| WHAT TO DO |
The records that follow should be retyped word for word.
════════════════
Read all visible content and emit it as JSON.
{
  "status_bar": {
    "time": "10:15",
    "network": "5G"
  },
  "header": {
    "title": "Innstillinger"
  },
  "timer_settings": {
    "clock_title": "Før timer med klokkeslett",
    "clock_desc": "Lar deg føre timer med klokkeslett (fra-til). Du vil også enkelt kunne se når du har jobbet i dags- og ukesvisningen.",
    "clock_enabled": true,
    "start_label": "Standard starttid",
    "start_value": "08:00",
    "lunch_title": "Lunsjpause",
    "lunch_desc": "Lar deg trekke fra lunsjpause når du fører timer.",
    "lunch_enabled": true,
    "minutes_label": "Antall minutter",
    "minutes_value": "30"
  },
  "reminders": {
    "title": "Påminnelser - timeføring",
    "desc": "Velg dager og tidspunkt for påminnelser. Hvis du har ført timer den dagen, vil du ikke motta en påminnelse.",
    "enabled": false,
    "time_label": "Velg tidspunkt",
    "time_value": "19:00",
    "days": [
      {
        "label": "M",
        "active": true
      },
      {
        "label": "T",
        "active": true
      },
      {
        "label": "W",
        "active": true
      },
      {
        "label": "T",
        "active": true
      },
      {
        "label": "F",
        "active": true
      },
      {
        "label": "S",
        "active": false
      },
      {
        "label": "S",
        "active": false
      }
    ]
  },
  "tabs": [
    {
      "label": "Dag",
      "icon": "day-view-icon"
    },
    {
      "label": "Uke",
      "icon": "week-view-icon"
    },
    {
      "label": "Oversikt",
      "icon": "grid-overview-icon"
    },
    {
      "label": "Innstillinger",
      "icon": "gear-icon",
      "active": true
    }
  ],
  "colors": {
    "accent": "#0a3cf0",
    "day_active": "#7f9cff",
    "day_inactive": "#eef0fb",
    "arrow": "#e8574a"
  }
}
════════════════
| COMPLETED TASK |
Read all visible content and emit it as JSON.
{
  "status_bar": {
    "time": "10:15",
    "network": "5G"
  },
  "header": {
    "title": "Innstillinger"
  },
  "timer_settings": {
    "clock_title": "Før timer med klokkeslett",
    "clock_desc": "Lar deg føre timer med klokkeslett (fra-til). Du vil også enkelt kunne se når du har jobbet i dags- og ukesvisningen.",
    "clock_enabled": true,
    "start_label": "Standard starttid",
    "start_value": "08:00",
    "lunch_title": "Lunsjpause",
    "lunch_desc": "Lar deg trekke fra lunsjpause når du fører timer.",
    "lunch_enabled": true,
    "minutes_label": "Antall minutter",
    "minutes_value": "30"
  },
  "reminders": {
    "title": "Påminnelser - timeføring",
    "desc": "Velg dager og tidspunkt for påminnelser. Hvis du har ført timer den dagen, vil du ikke motta en påminnelse.",
    "enabled": false,
    "time_label": "Velg tidspunkt",
    "time_value": "19:00",
    "days": [
      {
        "label": "M",
        "active": true
      },
      {
        "label": "T",
        "active": true
      },
      {
        "label": "W",
        "active": true
      },
      {
        "label": "T",
        "active": true
      },
      {
        "label": "F",
        "active": true
      },
      {
        "label": "S",
        "active": false
      },
      {
        "label": "S",
        "active": false
      }
    ]
  },
  "tabs": [
    {
      "label": "Dag",
      "icon": "day-view-icon"
    },
    {
      "label": "Uke",
      "icon": "week-view-icon"
    },
    {
      "label": "Oversikt",
      "icon": "grid-overview-icon"
    },
    {
      "label": "Innstillinger",
      "icon": "gear-icon",
      "active": true
    }
  ],
  "colors": {
    "accent": "#0a3cf0",
    "day_active": "#7f9cff",
    "day_inactive": "#eef0fb",
    "arrow": "#e8574a"
  }
}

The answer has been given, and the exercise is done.